= Written instruction =
From the entries below, please gather each line containing the string "with".

= Entries provided =
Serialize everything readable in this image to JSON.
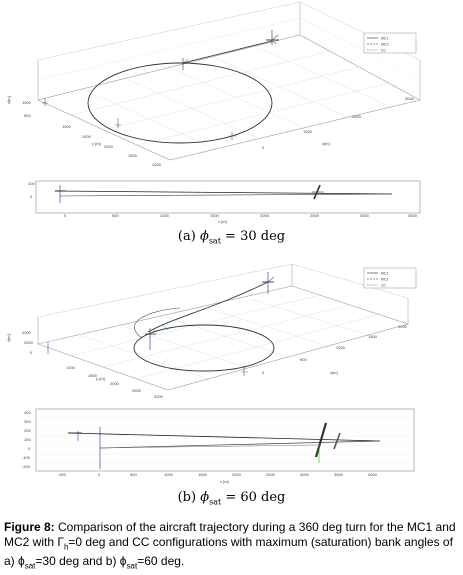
{
  "panel_a": {
    "iso_yticks": [
      "1000",
      "500"
    ],
    "iso_xticks": [
      "1000",
      "1500",
      "2000",
      "1500",
      "1000"
    ],
    "iso_rticks": [
      "3000",
      "2000",
      "1000",
      "0"
    ],
    "axis_labels": {
      "y": "y [m]",
      "x": "x[m]",
      "z": "z[m]"
    },
    "legend": [
      "MC1",
      "MC2",
      "CC"
    ],
    "side_yticks": [
      "100",
      "0"
    ],
    "side_xticks": [
      "0",
      "500",
      "1000",
      "1500",
      "2000",
      "2500",
      "3000",
      "3500"
    ],
    "side_xlabel": "x [m]",
    "caption": {
      "label": "(a)",
      "var": "ϕ",
      "sub": "sat",
      "value": "= 30 deg"
    }
  },
  "panel_b": {
    "iso_yticks": [
      "4000",
      "2000",
      "0"
    ],
    "iso_xticks": [
      "1000",
      "1500",
      "2000",
      "2500",
      "3000"
    ],
    "iso_rticks": [
      "2000",
      "1500",
      "1000",
      "500",
      "0"
    ],
    "axis_labels": {
      "y": "y [m]",
      "x": "x[m]",
      "z": "z[m]"
    },
    "legend": [
      "MC1",
      "MC2",
      "CC"
    ],
    "side_yticks": [
      "400",
      "300",
      "200",
      "100",
      "0",
      "-100",
      "-200"
    ],
    "side_xticks": [
      "-500",
      "0",
      "500",
      "1000",
      "1500",
      "2000",
      "2500",
      "3000",
      "3500",
      "4000"
    ],
    "side_xlabel": "x [m]",
    "caption": {
      "label": "(b)",
      "var": "ϕ",
      "sub": "sat",
      "value": "= 60 deg"
    }
  },
  "figure_caption": {
    "label": "Figure 8:",
    "text_1": " Comparison of the aircraft trajectory during a 360 deg turn for the MC1 and MC2 with Γ",
    "sub_h": "h",
    "text_2": "=0 deg and CC configurations with maximum (saturation) bank angles of a) ϕ",
    "sub_sat_1": "sat",
    "text_3": "=30 deg and b) ϕ",
    "sub_sat_2": "sat",
    "text_4": "=60 deg."
  }
}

= Full response =
    "text_1": " Comparison of the aircraft trajectory during a 360 deg turn for the MC1 and MC2 with Γ",
    "text_2": "=0 deg and CC configurations with maximum (saturation) bank angles of a) ϕ",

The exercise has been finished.